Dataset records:
=-=-=-=-=
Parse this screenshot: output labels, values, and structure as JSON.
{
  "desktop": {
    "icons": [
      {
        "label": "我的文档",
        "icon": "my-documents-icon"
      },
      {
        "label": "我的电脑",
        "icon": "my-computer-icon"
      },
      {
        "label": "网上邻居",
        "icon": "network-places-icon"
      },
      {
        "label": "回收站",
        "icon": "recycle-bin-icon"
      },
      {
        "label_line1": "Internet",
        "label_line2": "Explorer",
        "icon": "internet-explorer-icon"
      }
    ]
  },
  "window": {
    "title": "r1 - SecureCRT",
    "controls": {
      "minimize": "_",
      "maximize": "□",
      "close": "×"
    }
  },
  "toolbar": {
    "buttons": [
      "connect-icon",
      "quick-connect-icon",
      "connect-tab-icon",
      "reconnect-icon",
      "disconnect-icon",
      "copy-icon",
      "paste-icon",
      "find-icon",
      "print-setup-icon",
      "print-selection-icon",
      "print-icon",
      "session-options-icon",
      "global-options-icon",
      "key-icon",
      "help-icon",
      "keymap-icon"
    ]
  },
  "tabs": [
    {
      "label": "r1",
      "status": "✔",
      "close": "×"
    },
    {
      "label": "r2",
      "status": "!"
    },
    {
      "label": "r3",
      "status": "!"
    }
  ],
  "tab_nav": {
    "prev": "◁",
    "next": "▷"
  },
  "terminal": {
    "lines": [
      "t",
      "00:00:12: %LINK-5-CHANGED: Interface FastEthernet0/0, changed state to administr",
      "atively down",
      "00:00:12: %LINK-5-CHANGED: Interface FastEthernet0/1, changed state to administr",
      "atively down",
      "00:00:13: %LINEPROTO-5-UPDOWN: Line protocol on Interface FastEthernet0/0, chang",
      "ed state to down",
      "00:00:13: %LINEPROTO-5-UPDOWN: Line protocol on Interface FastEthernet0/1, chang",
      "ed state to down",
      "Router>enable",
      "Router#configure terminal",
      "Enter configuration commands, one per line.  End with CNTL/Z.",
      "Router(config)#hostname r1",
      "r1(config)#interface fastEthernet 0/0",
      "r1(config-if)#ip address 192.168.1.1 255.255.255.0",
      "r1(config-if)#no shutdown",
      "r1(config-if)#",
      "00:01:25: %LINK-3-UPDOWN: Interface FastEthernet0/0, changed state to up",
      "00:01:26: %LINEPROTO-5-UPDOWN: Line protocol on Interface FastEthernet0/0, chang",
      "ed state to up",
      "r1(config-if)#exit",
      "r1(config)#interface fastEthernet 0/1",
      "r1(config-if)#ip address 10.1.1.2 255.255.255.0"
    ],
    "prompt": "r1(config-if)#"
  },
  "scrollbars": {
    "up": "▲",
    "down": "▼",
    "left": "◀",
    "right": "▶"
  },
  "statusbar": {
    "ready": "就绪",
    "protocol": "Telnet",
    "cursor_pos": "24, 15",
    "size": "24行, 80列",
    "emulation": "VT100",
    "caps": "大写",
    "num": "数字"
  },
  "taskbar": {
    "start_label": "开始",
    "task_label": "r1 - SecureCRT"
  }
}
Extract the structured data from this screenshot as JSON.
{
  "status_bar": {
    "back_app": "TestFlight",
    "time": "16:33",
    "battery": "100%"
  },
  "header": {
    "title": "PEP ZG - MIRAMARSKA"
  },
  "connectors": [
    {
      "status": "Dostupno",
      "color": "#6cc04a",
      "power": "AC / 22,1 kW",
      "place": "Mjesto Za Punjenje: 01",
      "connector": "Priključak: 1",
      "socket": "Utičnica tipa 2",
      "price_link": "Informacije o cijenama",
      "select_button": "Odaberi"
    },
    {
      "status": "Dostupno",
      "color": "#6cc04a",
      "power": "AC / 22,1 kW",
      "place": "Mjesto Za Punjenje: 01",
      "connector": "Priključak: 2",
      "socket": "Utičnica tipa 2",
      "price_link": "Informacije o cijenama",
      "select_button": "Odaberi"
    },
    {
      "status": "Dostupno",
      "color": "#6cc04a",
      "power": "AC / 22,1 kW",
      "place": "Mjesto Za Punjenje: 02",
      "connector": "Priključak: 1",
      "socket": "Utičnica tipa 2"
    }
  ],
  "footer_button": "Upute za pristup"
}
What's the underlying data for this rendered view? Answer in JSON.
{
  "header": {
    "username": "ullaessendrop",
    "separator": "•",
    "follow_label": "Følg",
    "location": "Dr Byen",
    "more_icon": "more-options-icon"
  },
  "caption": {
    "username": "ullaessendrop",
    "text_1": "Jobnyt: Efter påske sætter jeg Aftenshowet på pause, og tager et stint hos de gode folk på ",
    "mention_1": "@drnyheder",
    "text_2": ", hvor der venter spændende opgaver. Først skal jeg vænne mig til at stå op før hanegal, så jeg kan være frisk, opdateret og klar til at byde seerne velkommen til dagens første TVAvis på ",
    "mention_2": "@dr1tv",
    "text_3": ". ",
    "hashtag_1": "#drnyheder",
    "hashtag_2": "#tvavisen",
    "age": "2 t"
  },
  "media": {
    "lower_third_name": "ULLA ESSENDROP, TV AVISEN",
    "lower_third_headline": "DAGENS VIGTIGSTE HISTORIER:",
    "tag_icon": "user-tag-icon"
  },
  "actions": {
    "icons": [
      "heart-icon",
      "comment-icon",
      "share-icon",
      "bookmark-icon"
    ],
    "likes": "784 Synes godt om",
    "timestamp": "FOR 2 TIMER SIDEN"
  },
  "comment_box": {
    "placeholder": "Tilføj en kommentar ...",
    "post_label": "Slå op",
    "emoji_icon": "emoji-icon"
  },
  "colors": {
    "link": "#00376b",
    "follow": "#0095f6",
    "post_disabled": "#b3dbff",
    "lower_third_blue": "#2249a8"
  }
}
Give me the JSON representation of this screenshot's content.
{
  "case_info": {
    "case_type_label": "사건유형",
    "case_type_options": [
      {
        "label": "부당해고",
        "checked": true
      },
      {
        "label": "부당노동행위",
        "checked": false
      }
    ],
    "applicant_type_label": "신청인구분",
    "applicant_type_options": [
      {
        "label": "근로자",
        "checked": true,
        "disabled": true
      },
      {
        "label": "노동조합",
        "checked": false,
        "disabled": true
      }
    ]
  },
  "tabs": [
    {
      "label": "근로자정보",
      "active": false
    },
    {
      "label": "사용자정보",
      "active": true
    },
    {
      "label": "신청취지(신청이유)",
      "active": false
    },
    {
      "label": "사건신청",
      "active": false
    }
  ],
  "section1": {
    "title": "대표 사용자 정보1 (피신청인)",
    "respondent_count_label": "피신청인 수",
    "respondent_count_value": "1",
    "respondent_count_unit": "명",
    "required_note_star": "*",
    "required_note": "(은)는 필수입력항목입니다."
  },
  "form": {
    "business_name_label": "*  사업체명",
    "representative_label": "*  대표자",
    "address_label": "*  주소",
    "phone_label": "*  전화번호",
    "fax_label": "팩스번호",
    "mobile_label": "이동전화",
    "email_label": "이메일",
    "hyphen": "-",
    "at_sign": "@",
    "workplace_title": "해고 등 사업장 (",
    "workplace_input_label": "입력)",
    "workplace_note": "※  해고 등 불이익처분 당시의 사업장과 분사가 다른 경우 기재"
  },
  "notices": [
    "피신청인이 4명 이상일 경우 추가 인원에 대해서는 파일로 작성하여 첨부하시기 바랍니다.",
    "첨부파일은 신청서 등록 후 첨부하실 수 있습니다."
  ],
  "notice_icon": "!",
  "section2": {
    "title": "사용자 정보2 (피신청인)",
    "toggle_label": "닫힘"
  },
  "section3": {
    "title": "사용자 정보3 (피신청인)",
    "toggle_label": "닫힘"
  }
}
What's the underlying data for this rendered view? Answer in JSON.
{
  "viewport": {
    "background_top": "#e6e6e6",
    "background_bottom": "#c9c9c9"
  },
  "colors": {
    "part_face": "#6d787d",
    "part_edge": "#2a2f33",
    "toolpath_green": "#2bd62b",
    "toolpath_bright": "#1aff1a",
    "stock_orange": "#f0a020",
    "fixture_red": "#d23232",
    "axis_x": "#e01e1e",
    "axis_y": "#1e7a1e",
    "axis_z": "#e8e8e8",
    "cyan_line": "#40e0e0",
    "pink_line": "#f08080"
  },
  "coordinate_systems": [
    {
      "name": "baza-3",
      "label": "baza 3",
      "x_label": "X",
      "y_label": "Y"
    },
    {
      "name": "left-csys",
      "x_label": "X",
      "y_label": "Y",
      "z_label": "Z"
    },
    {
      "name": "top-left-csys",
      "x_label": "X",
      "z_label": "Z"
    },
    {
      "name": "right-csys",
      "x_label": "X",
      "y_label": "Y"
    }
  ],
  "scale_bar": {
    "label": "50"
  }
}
=-=-=-=-=
Report each line of the material above where the word "csys" appears.

Solution to this exercise:
      "name": "left-csys",
      "name": "top-left-csys",
      "name": "right-csys",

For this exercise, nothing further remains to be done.